--- GIVEN TASK ---
Extract, from the records beneath this instruction, each line that contains the word "here".
:: DATASET CONTENT
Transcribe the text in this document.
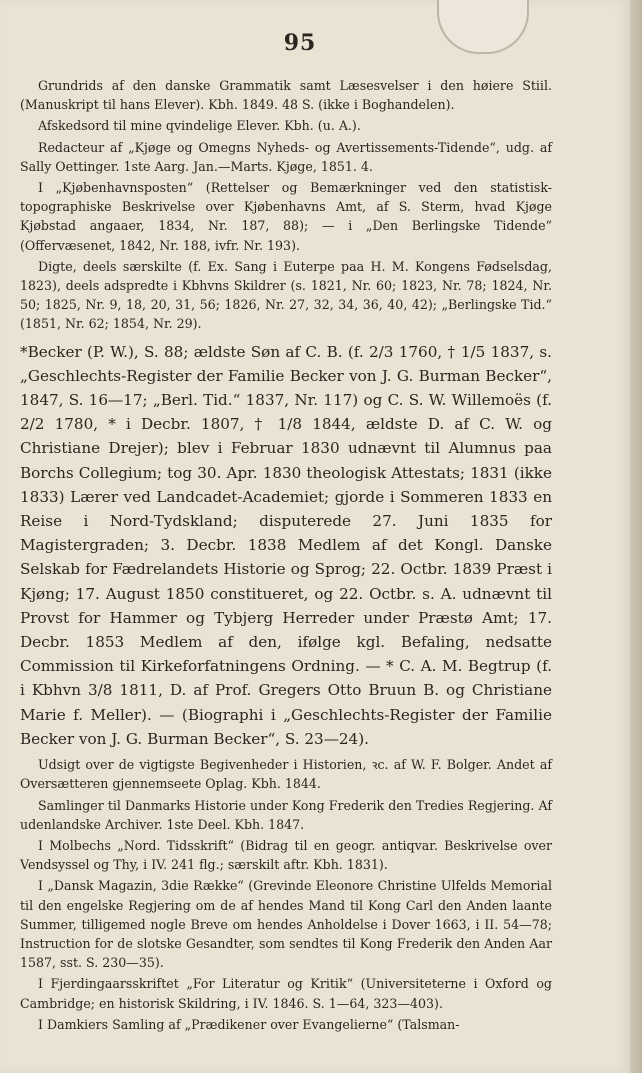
95

Grundrids af den danske Grammatik samt Læsesvelser i den høiere Stiil. (Manuskript til hans Elever). Kbh. 1849. 48 S. (ikke i Boghandelen).

Afskedsord til mine qvindelige Elever. Kbh. (u. A.).

Redacteur af „Kjøge og Omegns Nyheds- og Avertissements-Tidende“, udg. af Sally Oettinger. 1ste Aarg. Jan.—Marts. Kjøge, 1851. 4.

I „Kjøbenhavnsposten“ (Rettelser og Bemærkninger ved den statistisk-topographiske Beskrivelse over Kjøbenhavns Amt, af S. Sterm, hvad Kjøge Kjøbstad angaaer, 1834, Nr. 187, 88); — i „Den Berlingske Tidende“ (Offervæsenet, 1842, Nr. 188, ivfr. Nr. 193).

Digte, deels særskilte (f. Ex. Sang i Euterpe paa H. M. Kongens Fødselsdag, 1823), deels adspredte i Kbhvns Skildrer (s. 1821, Nr. 60; 1823, Nr. 78; 1824, Nr. 50; 1825, Nr. 9, 18, 20, 31, 56; 1826, Nr. 27, 32, 34, 36, 40, 42); „Berlingske Tid.“ (1851, Nr. 62; 1854, Nr. 29).

*Becker (P. W.), S. 88; ældste Søn af C. B. (f. 2/3 1760, † 1/5 1837, s. „Geschlechts-Register der Familie Becker von J. G. Burman Becker“, 1847, S. 16—17; „Berl. Tid.“ 1837, Nr. 117) og C. S. W. Willemoës (f. 2/2 1780, * i Decbr. 1807, † 1/8 1844, ældste D. af C. W. og Christiane Drejer); blev i Februar 1830 udnævnt til Alumnus paa Borchs Collegium; tog 30. Apr. 1830 theologisk Attestats; 1831 (ikke 1833) Lærer ved Landcadet-Academiet; gjorde i Sommeren 1833 en Reise i Nord-Tydskland; disputerede 27. Juni 1835 for Magistergraden; 3. Decbr. 1838 Medlem af det Kongl. Danske Selskab for Fædrelandets Historie og Sprog; 22. Octbr. 1839 Præst i Kjøng; 17. August 1850 constitueret, og 22. Octbr. s. A. udnævnt til Provst for Hammer og Tybjerg Herreder under Præstø Amt; 17. Decbr. 1853 Medlem af den, ifølge kgl. Befaling, nedsatte Commission til Kirkeforfatningens Ordning. — * C. A. M. Begtrup (f. i Kbhvn 3/8 1811, D. af Prof. Gregers Otto Bruun B. og Christiane Marie f. Meller). — (Biographi i „Geschlechts-Register der Familie Becker von J. G. Burman Becker“, S. 23—24).

Udsigt over de vigtigste Begivenheder i Historien, ꝛc. af W. F. Bolger. Andet af Oversætteren gjennemseete Oplag. Kbh. 1844.

Samlinger til Danmarks Historie under Kong Frederik den Tredies Regjering. Af udenlandske Archiver. 1ste Deel. Kbh. 1847.

I Molbechs „Nord. Tidsskrift“ (Bidrag til en geogr. antiqvar. Beskrivelse over Vendsyssel og Thy, i IV. 241 flg.; særskilt aftr. Kbh. 1831).

I „Dansk Magazin, 3die Række“ (Grevinde Eleonore Christine Ulfelds Memorial til den engelske Regjering om de af hendes Mand til Kong Carl den Anden laante Summer, tilligemed nogle Breve om hendes Anholdelse i Dover 1663, i II. 54—78; Instruction for de slotske Gesandter, som sendtes til Kong Frederik den Anden Aar 1587, sst. S. 230—35).

I Fjerdingaarsskriftet „For Literatur og Kritik“ (Universiteterne i Oxford og Cambridge; en historisk Skildring, i IV. 1846. S. 1—64, 323—403).

I Damkiers Samling af „Prædikener over Evangelierne“ (Talsman-
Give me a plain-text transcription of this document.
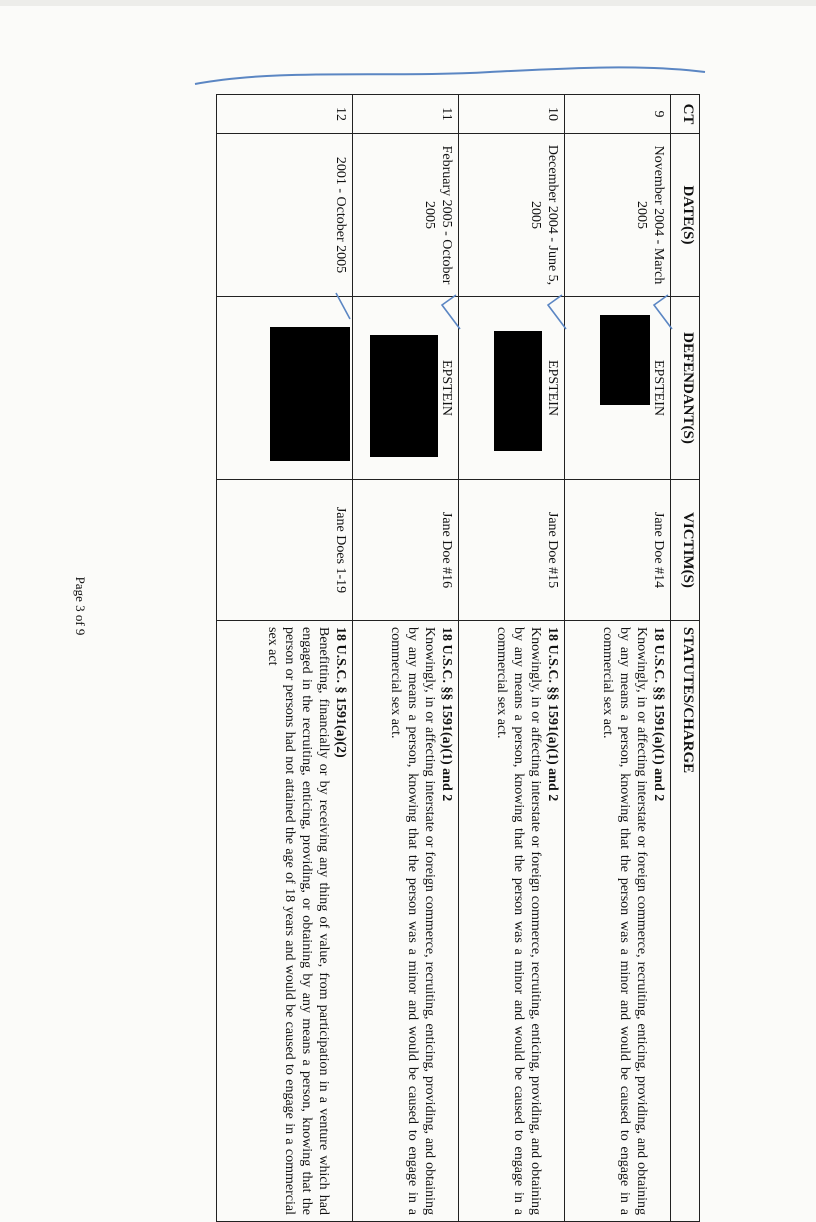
CT	DATE(S)	DEFENDANT(S)	VICTIM(S)	STATUTES/CHARGE
9	November 2004 - March 2005	EPSTEIN	Jane Doe #14	18 U.S.C. §§ 1591(a)(1) and 2
Knowingly, in or affecting interstate or foreign commerce, recruiting, enticing, providing, and obtaining by any means a person, knowing that the person was a minor and would be caused to engage in a commercial sex act.
10	December 2004 - June 5, 2005	EPSTEIN	Jane Doe #15	18 U.S.C. §§ 1591(a)(1) and 2
Knowingly, in or affecting interstate or foreign commerce, recruiting, enticing, providing, and obtaining by any means a person, knowing that the person was a minor and would be caused to engage in a commercial sex act.
11	February 2005 - October 2005	EPSTEIN	Jane Doe #16	18 U.S.C. §§ 1591(a)(1) and 2
Knowingly, in or affecting interstate or foreign commerce, recruiting, enticing, providing, and obtaining by any means a person, knowing that the person was a minor and would be caused to engage in a commercial sex act.
12	2001 - October 2005		Jane Does 1-19	18 U.S.C. § 1591(a)(2)
Benefitting, financially or by receiving any thing of value, from participation in a venture which had engaged in the recruiting, enticing, providing, or obtaining by any means a person, knowing that the person or persons had not attained the age of 18 years and would be caused to engage in a commercial sex act
Page 3 of 9
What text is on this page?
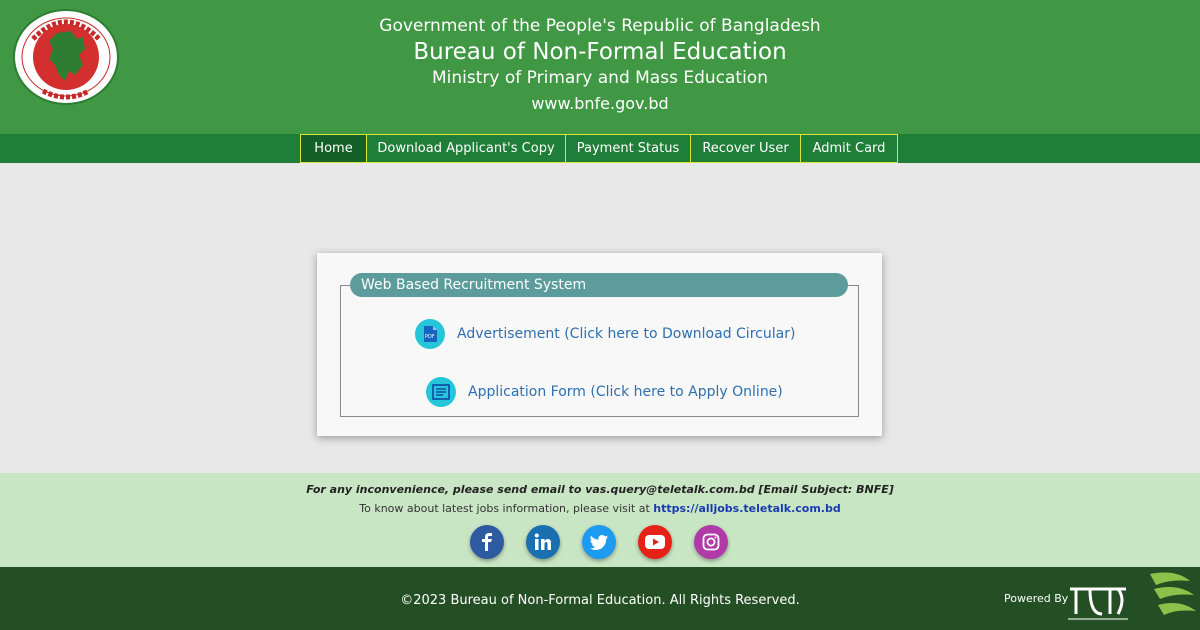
Government of the People's Republic of Bangladesh
Bureau of Non-Formal Education
Ministry of Primary and Mass Education
www.bnfe.gov.bd
Home	Download Applicant's Copy	Payment Status	Recover User	Admit Card
Web Based Recruitment System
PDF Advertisement (Click here to Download Circular)
Application Form (Click here to Apply Online)
For any inconvenience, please send email to vas.query@teletalk.com.bd [Email Subject: BNFE]
To know about latest jobs information, please visit at https://alljobs.teletalk.com.bd
©2023 Bureau of Non-Formal Education. All Rights Reserved.	Powered By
::::
--- THE ANSWER ---
PDF Advertisement (Click here to Download Circular)
Application Form (Click here to Apply Online)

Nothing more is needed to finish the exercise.